▶ _Short problem_
Give only the lines from the one containing "Type out the text in this image." through the end of the material below, exactly as written.
==== Source records ====
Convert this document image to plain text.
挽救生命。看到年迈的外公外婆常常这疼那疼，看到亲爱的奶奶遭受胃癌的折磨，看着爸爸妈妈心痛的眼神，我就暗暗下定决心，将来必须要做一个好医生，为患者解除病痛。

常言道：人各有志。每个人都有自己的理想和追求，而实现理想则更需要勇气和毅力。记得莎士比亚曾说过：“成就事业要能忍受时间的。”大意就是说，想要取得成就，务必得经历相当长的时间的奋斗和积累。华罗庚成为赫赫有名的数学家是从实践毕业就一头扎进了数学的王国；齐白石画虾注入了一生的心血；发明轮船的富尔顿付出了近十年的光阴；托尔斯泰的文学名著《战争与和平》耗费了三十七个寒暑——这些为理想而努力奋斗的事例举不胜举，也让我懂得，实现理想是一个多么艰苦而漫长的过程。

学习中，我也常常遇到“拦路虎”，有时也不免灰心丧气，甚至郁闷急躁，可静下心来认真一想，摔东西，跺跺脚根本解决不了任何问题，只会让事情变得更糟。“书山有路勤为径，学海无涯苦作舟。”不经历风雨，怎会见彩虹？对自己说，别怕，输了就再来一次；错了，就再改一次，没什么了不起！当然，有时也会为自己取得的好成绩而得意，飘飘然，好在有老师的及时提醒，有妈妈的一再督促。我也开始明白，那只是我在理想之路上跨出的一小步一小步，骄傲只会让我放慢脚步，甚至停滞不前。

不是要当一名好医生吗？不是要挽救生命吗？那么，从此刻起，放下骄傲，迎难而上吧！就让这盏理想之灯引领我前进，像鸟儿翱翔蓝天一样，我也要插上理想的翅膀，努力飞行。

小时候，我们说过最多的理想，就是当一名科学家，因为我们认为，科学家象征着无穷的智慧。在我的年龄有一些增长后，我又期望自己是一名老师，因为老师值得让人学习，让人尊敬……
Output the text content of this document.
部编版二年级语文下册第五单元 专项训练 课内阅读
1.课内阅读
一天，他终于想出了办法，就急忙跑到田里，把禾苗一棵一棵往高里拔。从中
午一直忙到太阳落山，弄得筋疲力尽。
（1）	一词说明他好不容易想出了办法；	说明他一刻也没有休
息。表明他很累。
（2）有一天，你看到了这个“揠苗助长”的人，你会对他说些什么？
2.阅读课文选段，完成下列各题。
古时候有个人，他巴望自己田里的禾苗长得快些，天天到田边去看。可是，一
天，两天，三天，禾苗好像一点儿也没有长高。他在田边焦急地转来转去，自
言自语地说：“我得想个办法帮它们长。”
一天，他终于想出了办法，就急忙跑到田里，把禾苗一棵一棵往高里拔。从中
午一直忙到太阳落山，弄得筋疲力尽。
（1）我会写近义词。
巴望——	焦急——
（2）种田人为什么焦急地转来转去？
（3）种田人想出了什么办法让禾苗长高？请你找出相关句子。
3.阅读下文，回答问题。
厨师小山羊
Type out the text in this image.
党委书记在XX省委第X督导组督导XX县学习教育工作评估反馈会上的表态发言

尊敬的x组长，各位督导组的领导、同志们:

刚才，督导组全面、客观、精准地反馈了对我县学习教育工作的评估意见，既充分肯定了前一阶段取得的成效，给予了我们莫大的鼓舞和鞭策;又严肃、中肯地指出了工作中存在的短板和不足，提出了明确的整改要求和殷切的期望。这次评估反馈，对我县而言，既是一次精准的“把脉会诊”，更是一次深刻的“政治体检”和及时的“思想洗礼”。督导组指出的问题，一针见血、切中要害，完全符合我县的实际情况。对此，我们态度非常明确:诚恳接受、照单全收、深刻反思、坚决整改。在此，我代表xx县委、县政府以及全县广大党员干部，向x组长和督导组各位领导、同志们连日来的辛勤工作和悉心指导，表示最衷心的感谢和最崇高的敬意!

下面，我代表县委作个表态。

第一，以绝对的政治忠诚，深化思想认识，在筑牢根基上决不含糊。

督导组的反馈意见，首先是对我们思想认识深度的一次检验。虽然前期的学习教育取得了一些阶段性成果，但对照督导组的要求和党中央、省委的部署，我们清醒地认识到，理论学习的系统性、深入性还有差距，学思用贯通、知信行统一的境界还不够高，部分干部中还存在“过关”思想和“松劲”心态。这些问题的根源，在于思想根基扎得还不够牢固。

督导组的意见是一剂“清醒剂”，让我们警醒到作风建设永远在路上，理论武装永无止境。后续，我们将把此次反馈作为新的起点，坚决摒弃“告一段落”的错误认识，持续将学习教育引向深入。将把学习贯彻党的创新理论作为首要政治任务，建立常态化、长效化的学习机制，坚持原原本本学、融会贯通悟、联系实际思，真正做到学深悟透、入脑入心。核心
====
▶ _Response below_
Type out the text in this image.
党委书记在XX省委第X督导组督导XX县学习教育工作评估反馈会上的表态发言

尊敬的x组长，各位督导组的领导、同志们:

刚才，督导组全面、客观、精准地反馈了对我县学习教育工作的评估意见，既充分肯定了前一阶段取得的成效，给予了我们莫大的鼓舞和鞭策;又严肃、中肯地指出了工作中存在的短板和不足，提出了明确的整改要求和殷切的期望。这次评估反馈，对我县而言，既是一次精准的“把脉会诊”，更是一次深刻的“政治体检”和及时的“思想洗礼”。督导组指出的问题，一针见血、切中要害，完全符合我县的实际情况。对此，我们态度非常明确:诚恳接受、照单全收、深刻反思、坚决整改。在此，我代表xx县委、县政府以及全县广大党员干部，向x组长和督导组各位领导、同志们连日来的辛勤工作和悉心指导，表示最衷心的感谢和最崇高的敬意!

下面，我代表县委作个表态。

第一，以绝对的政治忠诚，深化思想认识，在筑牢根基上决不含糊。

督导组的反馈意见，首先是对我们思想认识深度的一次检验。虽然前期的学习教育取得了一些阶段性成果，但对照督导组的要求和党中央、省委的部署，我们清醒地认识到，理论学习的系统性、深入性还有差距，学思用贯通、知信行统一的境界还不够高，部分干部中还存在“过关”思想和“松劲”心态。这些问题的根源，在于思想根基扎得还不够牢固。

督导组的意见是一剂“清醒剂”，让我们警醒到作风建设永远在路上，理论武装永无止境。后续，我们将把此次反馈作为新的起点，坚决摒弃“告一段落”的错误认识，持续将学习教育引向深入。将把学习贯彻党的创新理论作为首要政治任务，建立常态化、长效化的学习机制，坚持原原本本学、融会贯通悟、联系实际思，真正做到学深悟透、入脑入心。核心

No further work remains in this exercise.